>> Start Excerpted records

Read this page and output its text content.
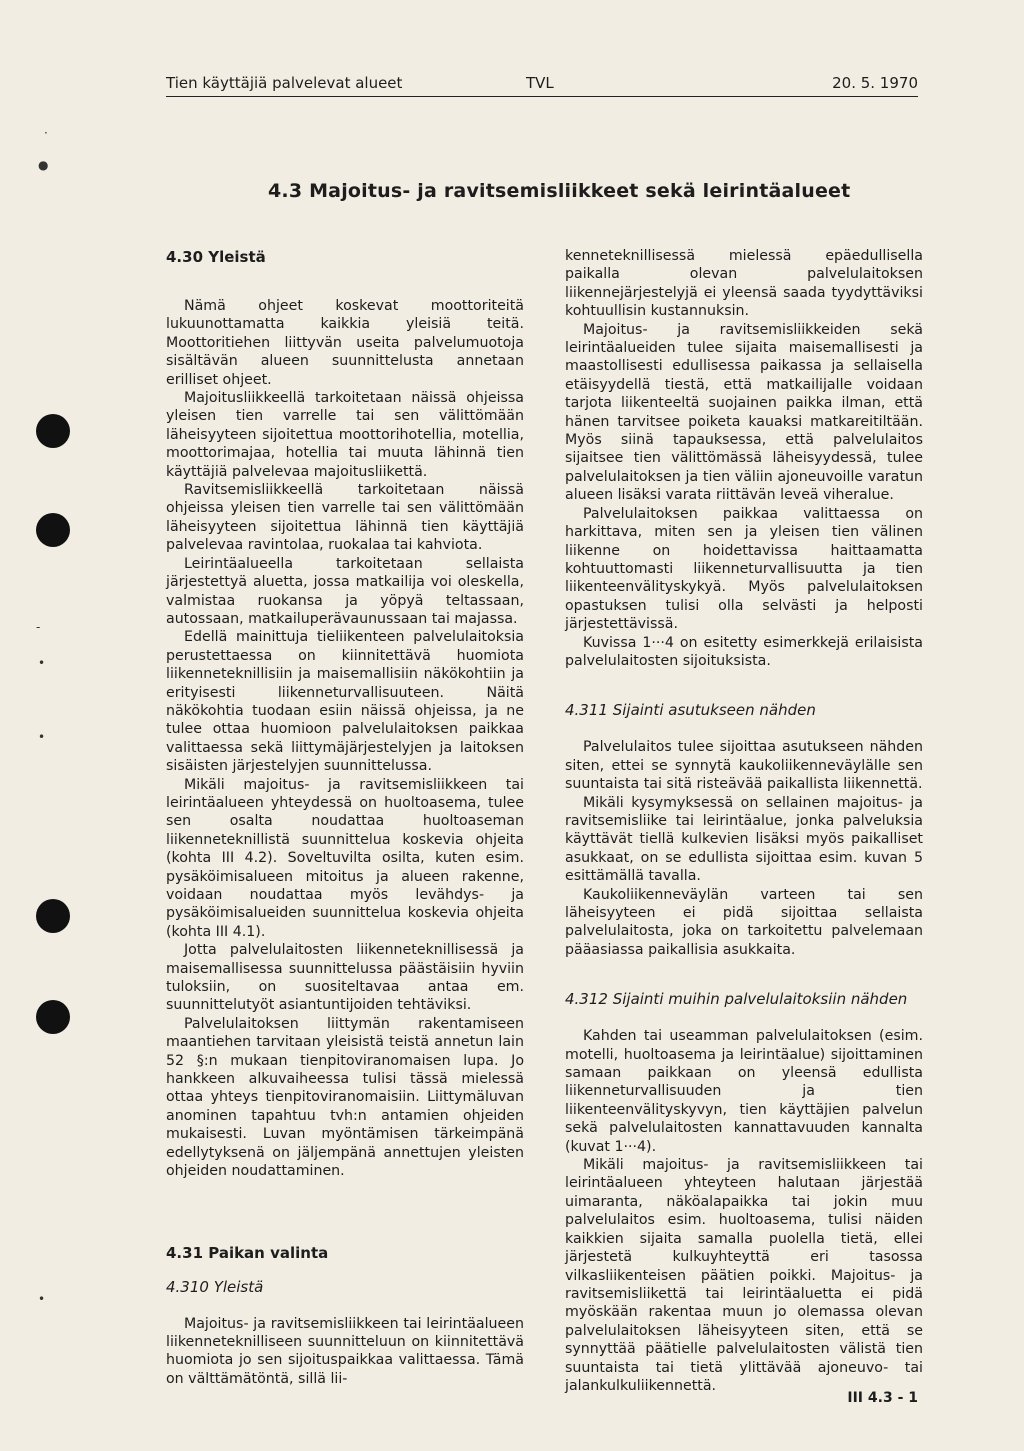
●
·
•
-
•
•
Tien käyttäjiä palvelevat alueet	TVL	20. 5. 1970
4.3 Majoitus- ja ravitsemisliikkeet sekä leirintäalueet
4.30 Yleistä

Nämä ohjeet koskevat moottoriteitä lukuunottamatta kaikkia yleisiä teitä. Moottoritiehen liittyvän useita palvelumuotoja sisältävän alueen suunnittelusta annetaan erilliset ohjeet.

Majoitusliikkeellä tarkoitetaan näissä ohjeissa yleisen tien varrelle tai sen välittömään läheisyyteen sijoitettua moottorihotellia, motellia, moottorimajaa, hotellia tai muuta lähinnä tien käyttäjiä palvelevaa majoitusliikettä.

Ravitsemisliikkeellä tarkoitetaan näissä ohjeissa yleisen tien varrelle tai sen välittömään läheisyyteen sijoitettua lähinnä tien käyttäjiä palvelevaa ravintolaa, ruokalaa tai kahviota.

Leirintäalueella tarkoitetaan sellaista järjestettyä aluetta, jossa matkailija voi oleskella, valmistaa ruokansa ja yöpyä teltassaan, autossaan, matkailuperävaunussaan tai majassa.

Edellä mainittuja tieliikenteen palvelulaitoksia perustettaessa on kiinnitettävä huomiota liikenneteknillisiin ja maisemallisiin näkökohtiin ja erityisesti liikenneturvallisuuteen. Näitä näkökohtia tuodaan esiin näissä ohjeissa, ja ne tulee ottaa huomioon palvelulaitoksen paikkaa valittaessa sekä liittymäjärjestelyjen ja laitoksen sisäisten järjestelyjen suunnittelussa.

Mikäli majoitus- ja ravitsemisliikkeen tai leirintäalueen yhteydessä on huoltoasema, tulee sen osalta noudattaa huoltoaseman liikenneteknillistä suunnittelua koskevia ohjeita (kohta III 4.2). Soveltuvilta osilta, kuten esim. pysäköimisalueen mitoitus ja alueen rakenne, voidaan noudattaa myös levähdys- ja pysäköimisalueiden suunnittelua koskevia ohjeita (kohta III 4.1).

Jotta palvelulaitosten liikenneteknillisessä ja maisemallisessa suunnittelussa päästäisiin hyviin tuloksiin, on suositeltavaa antaa em. suunnittelutyöt asiantuntijoiden tehtäviksi.

Palvelulaitoksen liittymän rakentamiseen maantiehen tarvitaan yleisistä teistä annetun lain 52 §:n mukaan tienpitoviranomaisen lupa. Jo hankkeen alkuvaiheessa tulisi tässä mielessä ottaa yhteys tienpitoviranomaisiin. Liittymäluvan anominen tapahtuu tvh:n antamien ohjeiden mukaisesti. Luvan myöntämisen tärkeimpänä edellytyksenä on jäljempänä annettujen yleisten ohjeiden noudattaminen.

4.31 Paikan valinta
4.310 Yleistä

Majoitus- ja ravitsemisliikkeen tai leirintäalueen liikenneteknilliseen suunnitteluun on kiinnitettävä huomiota jo sen sijoituspaikkaa valittaessa. Tämä on välttämätöntä, sillä lii-

kenneteknillisessä mielessä epäedullisella paikalla olevan palvelulaitoksen liikennejärjestelyjä ei yleensä saada tyydyttäviksi kohtuullisin kustannuksin.

Majoitus- ja ravitsemisliikkeiden sekä leirintäalueiden tulee sijaita maisemallisesti ja maastollisesti edullisessa paikassa ja sellaisella etäisyydellä tiestä, että matkailijalle voidaan tarjota liikenteeltä suojainen paikka ilman, että hänen tarvitsee poiketa kauaksi matkareitiltään. Myös siinä tapauksessa, että palvelulaitos sijaitsee tien välittömässä läheisyydessä, tulee palvelulaitoksen ja tien väliin ajoneuvoille varatun alueen lisäksi varata riittävän leveä viheralue.

Palvelulaitoksen paikkaa valittaessa on harkittava, miten sen ja yleisen tien välinen liikenne on hoidettavissa haittaamatta kohtuuttomasti liikenneturvallisuutta ja tien liikenteenvälityskykyä. Myös palvelulaitoksen opastuksen tulisi olla selvästi ja helposti järjestettävissä.

Kuvissa 1···4 on esitetty esimerkkejä erilaisista palvelulaitosten sijoituksista.

4.311 Sijainti asutukseen nähden

Palvelulaitos tulee sijoittaa asutukseen nähden siten, ettei se synnytä kaukoliikenneväylälle sen suuntaista tai sitä risteävää paikallista liikennettä.

Mikäli kysymyksessä on sellainen majoitus- ja ravitsemisliike tai leirintäalue, jonka palveluksia käyttävät tiellä kulkevien lisäksi myös paikalliset asukkaat, on se edullista sijoittaa esim. kuvan 5 esittämällä tavalla.

Kaukoliikenneväylän varteen tai sen läheisyyteen ei pidä sijoittaa sellaista palvelulaitosta, joka on tarkoitettu palvelemaan pääasiassa paikallisia asukkaita.

4.312 Sijainti muihin palvelulaitoksiin nähden

Kahden tai useamman palvelulaitoksen (esim. motelli, huoltoasema ja leirintäalue) sijoittaminen samaan paikkaan on yleensä edullista liikenneturvallisuuden ja tien liikenteenvälityskyvyn, tien käyttäjien palvelun sekä palvelulaitosten kannattavuuden kannalta (kuvat 1···4).

Mikäli majoitus- ja ravitsemisliikkeen tai leirintäalueen yhteyteen halutaan järjestää uimaranta, näköalapaikka tai jokin muu palvelulaitos esim. huoltoasema, tulisi näiden kaikkien sijaita samalla puolella tietä, ellei järjestetä kulkuyhteyttä eri tasossa vilkasliikenteisen päätien poikki. Majoitus- ja ravitsemisliikettä tai leirintäaluetta ei pidä myöskään rakentaa muun jo olemassa olevan palvelulaitoksen läheisyyteen siten, että se synnyttää päätielle palvelulaitosten välistä tien suuntaista tai tietä ylittävää ajoneuvo- tai jalankulkuliikennettä.

III 4.3 - 1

>> End Excerpted records

§ Aim of the task
Repeat each line of the records above exactly, but do not copy the pictures.

§ Task solution
Read this page and output its text content.
●
·
•
-
•
•
Tien käyttäjiä palvelevat alueet	TVL	20. 5. 1970
4.3 Majoitus- ja ravitsemisliikkeet sekä leirintäalueet
4.30 Yleistä

Nämä ohjeet koskevat moottoriteitä lukuunottamatta kaikkia yleisiä teitä. Moottoritiehen liittyvän useita palvelumuotoja sisältävän alueen suunnittelusta annetaan erilliset ohjeet.

Majoitusliikkeellä tarkoitetaan näissä ohjeissa yleisen tien varrelle tai sen välittömään läheisyyteen sijoitettua moottorihotellia, motellia, moottorimajaa, hotellia tai muuta lähinnä tien käyttäjiä palvelevaa majoitusliikettä.

Ravitsemisliikkeellä tarkoitetaan näissä ohjeissa yleisen tien varrelle tai sen välittömään läheisyyteen sijoitettua lähinnä tien käyttäjiä palvelevaa ravintolaa, ruokalaa tai kahviota.

Leirintäalueella tarkoitetaan sellaista järjestettyä aluetta, jossa matkailija voi oleskella, valmistaa ruokansa ja yöpyä teltassaan, autossaan, matkailuperävaunussaan tai majassa.

Edellä mainittuja tieliikenteen palvelulaitoksia perustettaessa on kiinnitettävä huomiota liikenneteknillisiin ja maisemallisiin näkökohtiin ja erityisesti liikenneturvallisuuteen. Näitä näkökohtia tuodaan esiin näissä ohjeissa, ja ne tulee ottaa huomioon palvelulaitoksen paikkaa valittaessa sekä liittymäjärjestelyjen ja laitoksen sisäisten järjestelyjen suunnittelussa.

Mikäli majoitus- ja ravitsemisliikkeen tai leirintäalueen yhteydessä on huoltoasema, tulee sen osalta noudattaa huoltoaseman liikenneteknillistä suunnittelua koskevia ohjeita (kohta III 4.2). Soveltuvilta osilta, kuten esim. pysäköimisalueen mitoitus ja alueen rakenne, voidaan noudattaa myös levähdys- ja pysäköimisalueiden suunnittelua koskevia ohjeita (kohta III 4.1).

Jotta palvelulaitosten liikenneteknillisessä ja maisemallisessa suunnittelussa päästäisiin hyviin tuloksiin, on suositeltavaa antaa em. suunnittelutyöt asiantuntijoiden tehtäviksi.

Palvelulaitoksen liittymän rakentamiseen maantiehen tarvitaan yleisistä teistä annetun lain 52 §:n mukaan tienpitoviranomaisen lupa. Jo hankkeen alkuvaiheessa tulisi tässä mielessä ottaa yhteys tienpitoviranomaisiin. Liittymäluvan anominen tapahtuu tvh:n antamien ohjeiden mukaisesti. Luvan myöntämisen tärkeimpänä edellytyksenä on jäljempänä annettujen yleisten ohjeiden noudattaminen.

4.31 Paikan valinta
4.310 Yleistä

Majoitus- ja ravitsemisliikkeen tai leirintäalueen liikenneteknilliseen suunnitteluun on kiinnitettävä huomiota jo sen sijoituspaikkaa valittaessa. Tämä on välttämätöntä, sillä lii-

kenneteknillisessä mielessä epäedullisella paikalla olevan palvelulaitoksen liikennejärjestelyjä ei yleensä saada tyydyttäviksi kohtuullisin kustannuksin.

Majoitus- ja ravitsemisliikkeiden sekä leirintäalueiden tulee sijaita maisemallisesti ja maastollisesti edullisessa paikassa ja sellaisella etäisyydellä tiestä, että matkailijalle voidaan tarjota liikenteeltä suojainen paikka ilman, että hänen tarvitsee poiketa kauaksi matkareitiltään. Myös siinä tapauksessa, että palvelulaitos sijaitsee tien välittömässä läheisyydessä, tulee palvelulaitoksen ja tien väliin ajoneuvoille varatun alueen lisäksi varata riittävän leveä viheralue.

Palvelulaitoksen paikkaa valittaessa on harkittava, miten sen ja yleisen tien välinen liikenne on hoidettavissa haittaamatta kohtuuttomasti liikenneturvallisuutta ja tien liikenteenvälityskykyä. Myös palvelulaitoksen opastuksen tulisi olla selvästi ja helposti järjestettävissä.

Kuvissa 1···4 on esitetty esimerkkejä erilaisista palvelulaitosten sijoituksista.

4.311 Sijainti asutukseen nähden

Palvelulaitos tulee sijoittaa asutukseen nähden siten, ettei se synnytä kaukoliikenneväylälle sen suuntaista tai sitä risteävää paikallista liikennettä.

Mikäli kysymyksessä on sellainen majoitus- ja ravitsemisliike tai leirintäalue, jonka palveluksia käyttävät tiellä kulkevien lisäksi myös paikalliset asukkaat, on se edullista sijoittaa esim. kuvan 5 esittämällä tavalla.

Kaukoliikenneväylän varteen tai sen läheisyyteen ei pidä sijoittaa sellaista palvelulaitosta, joka on tarkoitettu palvelemaan pääasiassa paikallisia asukkaita.

4.312 Sijainti muihin palvelulaitoksiin nähden

Kahden tai useamman palvelulaitoksen (esim. motelli, huoltoasema ja leirintäalue) sijoittaminen samaan paikkaan on yleensä edullista liikenneturvallisuuden ja tien liikenteenvälityskyvyn, tien käyttäjien palvelun sekä palvelulaitosten kannattavuuden kannalta (kuvat 1···4).

Mikäli majoitus- ja ravitsemisliikkeen tai leirintäalueen yhteyteen halutaan järjestää uimaranta, näköalapaikka tai jokin muu palvelulaitos esim. huoltoasema, tulisi näiden kaikkien sijaita samalla puolella tietä, ellei järjestetä kulkuyhteyttä eri tasossa vilkasliikenteisen päätien poikki. Majoitus- ja ravitsemisliikettä tai leirintäaluetta ei pidä myöskään rakentaa muun jo olemassa olevan palvelulaitoksen läheisyyteen siten, että se synnyttää päätielle palvelulaitosten välistä tien suuntaista tai tietä ylittävää ajoneuvo- tai jalankulkuliikennettä.

III 4.3 - 1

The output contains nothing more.